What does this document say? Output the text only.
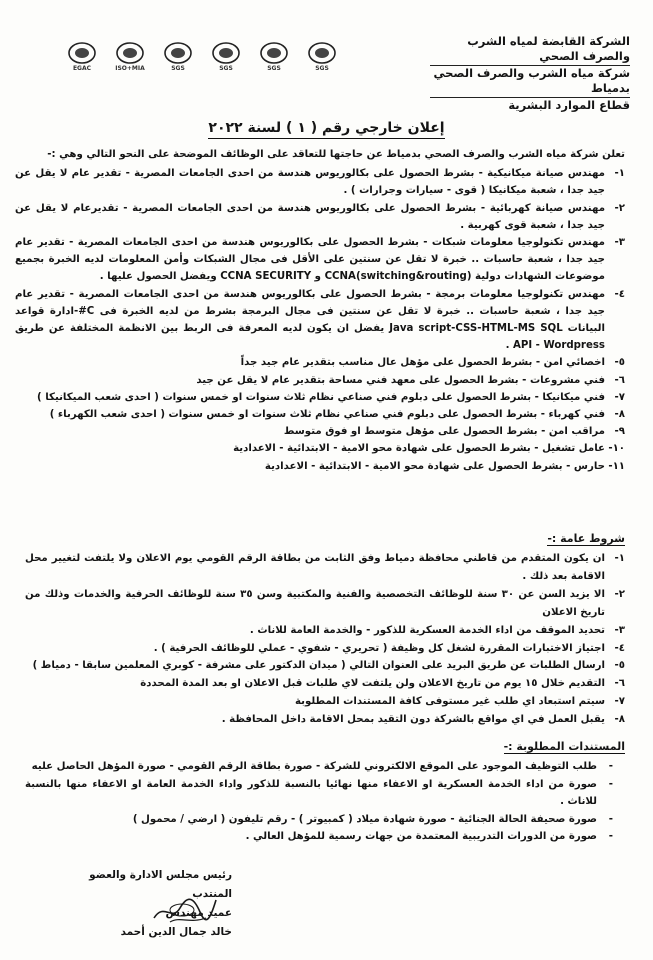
EGAC	ISO+MIA	SGS	SGS	SGS	SGS
الشركة القابضة لمياه الشرب والصرف الصحي
شركة مياه الشرب والصرف الصحي بدمياط
قطاع الموارد البشرية
إعلان خارجي رقم ( ١ ) لسنة ٢٠٢٢
تعلن شركة مياه الشرب والصرف الصحي بدمياط عن حاجتها للتعاقد على الوظائف الموضحة على النحو التالي وهي :-
١-
مهندس صيانة ميكانيكية - بشرط الحصول على بكالوريوس هندسة من احدى الجامعات المصرية - تقدير عام لا يقل عن جيد جدا ، شعبة ميكانيكا ( قوى - سيارات وجرارات ) .
٢-
مهندس صيانة كهربائية - بشرط الحصول على بكالوريوس هندسة من احدى الجامعات المصرية - تقديرعام لا يقل عن جيد جدا ، شعبة قوى كهربية .
٣-
مهندس تكنولوجيا معلومات شبكات - بشرط الحصول على بكالوريوس هندسة من احدى الجامعات المصرية - تقدير عام جيد جدا ، شعبة حاسبات .. خبرة لا تقل عن سنتين على الأقل فى مجال الشبكات وأمن المعلومات لديه الخبرة بجميع موضوعات الشهادات دولية (switching&routing)CCNA و CCNA SECURITY ويفضل الحصول عليها .
٤-
مهندس تكنولوجيا معلومات برمجة - بشرط الحصول على بكالوريوس هندسة من احدى الجامعات المصرية - تقدير عام جيد جدا ، شعبة حاسبات .. خبرة لا تقل عن سنتين فى مجال البرمجة بشرط من لديه الخبرة فى C#-ادارة قواعد البيانات Java script-CSS-HTML-MS SQL يفضل ان يكون لديه المعرفة فى الربط بين الانظمة المختلفة عن طريق API - Wordpress .
٥-
اخصائي امن - بشرط الحصول على مؤهل عال مناسب بتقدير عام جيد جداً
٦-
فني مشروعات - بشرط الحصول على معهد فني مساحة بتقدير عام لا يقل عن جيد
٧-
فني ميكانيكا - بشرط الحصول على دبلوم فني صناعي نظام ثلاث سنوات او خمس سنوات ( احدى شعب الميكانيكا )
٨-
فني كهرباء - بشرط الحصول على دبلوم فني صناعي نظام ثلاث سنوات او خمس سنوات ( احدى شعب الكهرباء )
٩-
مراقب امن - بشرط الحصول على مؤهل متوسط او فوق متوسط
١٠-
عامل تشغيل - بشرط الحصول على شهادة محو الامية - الابتدائية - الاعدادية
١١-
حارس - بشرط الحصول على شهادة محو الامية - الابتدائية - الاعدادية
شروط عامة :-
١-
ان يكون المتقدم من قاطني محافظة دمياط وفق الثابت من بطاقة الرقم القومي يوم الاعلان ولا يلتفت لتغيير محل الاقامة بعد ذلك .
٢-
الا يزيد السن عن ٣٠ سنة للوظائف التخصصية والفنية والمكتبية وسن ٣٥ سنة للوظائف الحرفية والخدمات وذلك من تاريخ الاعلان
٣-
تحديد الموقف من اداء الخدمة العسكرية للذكور - والخدمة العامة للاناث .
٤-
اجتياز الاختبارات المقررة لشغل كل وظيفة ( تحريري - شفوي - عملي للوظائف الحرفية ) .
٥-
ارسال الطلبات عن طريق البريد على العنوان التالي ( ميدان الدكتور على مشرفة - كوبري المعلمين سابقا - دمياط )
٦-
التقديم خلال ١٥ يوم من تاريخ الاعلان ولن يلتفت لاي طلبات قبل الاعلان او بعد المدة المحددة
٧-
سيتم استبعاد اي طلب غير مستوفى كافة المستندات المطلوبة
٨-
يقبل العمل في اي مواقع بالشركة دون التقيد بمحل الاقامة داخل المحافظة .
المستندات المطلوبة :-
-
طلب التوظيف الموجود على الموقع الالكتروني للشركة - صورة بطاقة الرقم القومي - صورة المؤهل الحاصل عليه
-
صورة من اداء الخدمة العسكرية او الاعفاء منها نهائيا بالنسبة للذكور واداء الخدمة العامة او الاعفاء منها بالنسبة للاناث .
-
صورة صحيفة الحالة الجنائية - صورة شهادة ميلاد ( كمبيوتر ) - رقم تليفون ( ارضي / محمول )
-
صورة من الدورات التدريبية المعتمدة من جهات رسمية للمؤهل العالي .
رئيس مجلس الادارة والعضو المنتدب
عميد مهندس
خالد جمال الدين أحمد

- - - - - - -

Every line of text is to be repeated exactly; pictures are left out.

What does this document say? Output the text only.
EGAC	ISO+MIA	SGS	SGS	SGS	SGS
الشركة القابضة لمياه الشرب والصرف الصحي
شركة مياه الشرب والصرف الصحي بدمياط
قطاع الموارد البشرية
إعلان خارجي رقم ( ١ ) لسنة ٢٠٢٢
تعلن شركة مياه الشرب والصرف الصحي بدمياط عن حاجتها للتعاقد على الوظائف الموضحة على النحو التالي وهي :-
١-
مهندس صيانة ميكانيكية - بشرط الحصول على بكالوريوس هندسة من احدى الجامعات المصرية - تقدير عام لا يقل عن جيد جدا ، شعبة ميكانيكا ( قوى - سيارات وجرارات ) .
٢-
مهندس صيانة كهربائية - بشرط الحصول على بكالوريوس هندسة من احدى الجامعات المصرية - تقديرعام لا يقل عن جيد جدا ، شعبة قوى كهربية .
٣-
مهندس تكنولوجيا معلومات شبكات - بشرط الحصول على بكالوريوس هندسة من احدى الجامعات المصرية - تقدير عام جيد جدا ، شعبة حاسبات .. خبرة لا تقل عن سنتين على الأقل فى مجال الشبكات وأمن المعلومات لديه الخبرة بجميع موضوعات الشهادات دولية (switching&routing)CCNA و CCNA SECURITY ويفضل الحصول عليها .
٤-
مهندس تكنولوجيا معلومات برمجة - بشرط الحصول على بكالوريوس هندسة من احدى الجامعات المصرية - تقدير عام جيد جدا ، شعبة حاسبات .. خبرة لا تقل عن سنتين فى مجال البرمجة بشرط من لديه الخبرة فى C#-ادارة قواعد البيانات Java script-CSS-HTML-MS SQL يفضل ان يكون لديه المعرفة فى الربط بين الانظمة المختلفة عن طريق API - Wordpress .
٥-
اخصائي امن - بشرط الحصول على مؤهل عال مناسب بتقدير عام جيد جداً
٦-
فني مشروعات - بشرط الحصول على معهد فني مساحة بتقدير عام لا يقل عن جيد
٧-
فني ميكانيكا - بشرط الحصول على دبلوم فني صناعي نظام ثلاث سنوات او خمس سنوات ( احدى شعب الميكانيكا )
٨-
فني كهرباء - بشرط الحصول على دبلوم فني صناعي نظام ثلاث سنوات او خمس سنوات ( احدى شعب الكهرباء )
٩-
مراقب امن - بشرط الحصول على مؤهل متوسط او فوق متوسط
١٠-
عامل تشغيل - بشرط الحصول على شهادة محو الامية - الابتدائية - الاعدادية
١١-
حارس - بشرط الحصول على شهادة محو الامية - الابتدائية - الاعدادية
شروط عامة :-
١-
ان يكون المتقدم من قاطني محافظة دمياط وفق الثابت من بطاقة الرقم القومي يوم الاعلان ولا يلتفت لتغيير محل الاقامة بعد ذلك .
٢-
الا يزيد السن عن ٣٠ سنة للوظائف التخصصية والفنية والمكتبية وسن ٣٥ سنة للوظائف الحرفية والخدمات وذلك من تاريخ الاعلان
٣-
تحديد الموقف من اداء الخدمة العسكرية للذكور - والخدمة العامة للاناث .
٤-
اجتياز الاختبارات المقررة لشغل كل وظيفة ( تحريري - شفوي - عملي للوظائف الحرفية ) .
٥-
ارسال الطلبات عن طريق البريد على العنوان التالي ( ميدان الدكتور على مشرفة - كوبري المعلمين سابقا - دمياط )
٦-
التقديم خلال ١٥ يوم من تاريخ الاعلان ولن يلتفت لاي طلبات قبل الاعلان او بعد المدة المحددة
٧-
سيتم استبعاد اي طلب غير مستوفى كافة المستندات المطلوبة
٨-
يقبل العمل في اي مواقع بالشركة دون التقيد بمحل الاقامة داخل المحافظة .
المستندات المطلوبة :-
-
طلب التوظيف الموجود على الموقع الالكتروني للشركة - صورة بطاقة الرقم القومي - صورة المؤهل الحاصل عليه
-
صورة من اداء الخدمة العسكرية او الاعفاء منها نهائيا بالنسبة للذكور واداء الخدمة العامة او الاعفاء منها بالنسبة للاناث .
-
صورة صحيفة الحالة الجنائية - صورة شهادة ميلاد ( كمبيوتر ) - رقم تليفون ( ارضي / محمول )
-
صورة من الدورات التدريبية المعتمدة من جهات رسمية للمؤهل العالي .
رئيس مجلس الادارة والعضو المنتدب
عميد مهندس
خالد جمال الدين أحمد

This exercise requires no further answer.